# [THE TASK]
From the records below, copy every line that contains the word "power".

# [INPUT DATA]
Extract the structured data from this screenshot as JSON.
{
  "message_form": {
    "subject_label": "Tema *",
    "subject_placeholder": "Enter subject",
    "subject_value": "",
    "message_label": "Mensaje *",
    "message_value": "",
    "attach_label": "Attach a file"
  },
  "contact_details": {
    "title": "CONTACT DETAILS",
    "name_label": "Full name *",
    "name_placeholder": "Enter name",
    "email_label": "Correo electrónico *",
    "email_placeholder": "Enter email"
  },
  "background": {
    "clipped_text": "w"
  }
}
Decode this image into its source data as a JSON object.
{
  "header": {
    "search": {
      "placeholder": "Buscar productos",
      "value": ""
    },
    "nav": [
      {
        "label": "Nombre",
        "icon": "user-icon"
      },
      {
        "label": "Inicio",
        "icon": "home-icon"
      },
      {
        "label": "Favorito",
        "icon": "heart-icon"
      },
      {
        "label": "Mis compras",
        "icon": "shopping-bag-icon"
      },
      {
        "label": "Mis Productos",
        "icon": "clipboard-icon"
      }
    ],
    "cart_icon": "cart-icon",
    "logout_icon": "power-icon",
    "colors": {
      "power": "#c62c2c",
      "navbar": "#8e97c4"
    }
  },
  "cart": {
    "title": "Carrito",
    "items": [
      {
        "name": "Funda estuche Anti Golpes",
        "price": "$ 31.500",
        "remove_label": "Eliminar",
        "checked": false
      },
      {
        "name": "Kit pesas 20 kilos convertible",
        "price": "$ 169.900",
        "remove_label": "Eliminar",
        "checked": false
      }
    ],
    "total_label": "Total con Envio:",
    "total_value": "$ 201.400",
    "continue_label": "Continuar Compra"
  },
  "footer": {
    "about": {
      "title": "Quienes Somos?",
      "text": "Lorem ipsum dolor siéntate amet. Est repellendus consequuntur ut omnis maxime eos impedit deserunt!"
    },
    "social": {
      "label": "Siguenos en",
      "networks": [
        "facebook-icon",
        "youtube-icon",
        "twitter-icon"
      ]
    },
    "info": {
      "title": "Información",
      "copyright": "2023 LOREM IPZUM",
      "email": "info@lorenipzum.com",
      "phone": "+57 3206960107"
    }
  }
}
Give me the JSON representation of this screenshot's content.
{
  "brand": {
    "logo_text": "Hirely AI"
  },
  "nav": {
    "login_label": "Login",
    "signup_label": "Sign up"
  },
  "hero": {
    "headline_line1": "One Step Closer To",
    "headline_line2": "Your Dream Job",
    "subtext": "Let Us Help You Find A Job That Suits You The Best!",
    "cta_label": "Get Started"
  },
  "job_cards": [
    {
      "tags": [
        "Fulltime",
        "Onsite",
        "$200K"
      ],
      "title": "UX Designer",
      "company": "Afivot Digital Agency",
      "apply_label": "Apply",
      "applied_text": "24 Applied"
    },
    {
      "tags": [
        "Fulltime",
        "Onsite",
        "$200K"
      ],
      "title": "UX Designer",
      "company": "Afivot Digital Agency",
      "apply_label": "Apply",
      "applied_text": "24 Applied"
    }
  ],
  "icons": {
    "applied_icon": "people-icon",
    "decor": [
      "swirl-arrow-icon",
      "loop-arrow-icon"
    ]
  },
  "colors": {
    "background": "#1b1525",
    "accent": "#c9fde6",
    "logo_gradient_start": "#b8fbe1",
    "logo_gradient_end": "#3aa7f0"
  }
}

# [SOLUTION TO THE PROBLEM]
    "logout_icon": "power-icon",
      "power": "#c62c2c",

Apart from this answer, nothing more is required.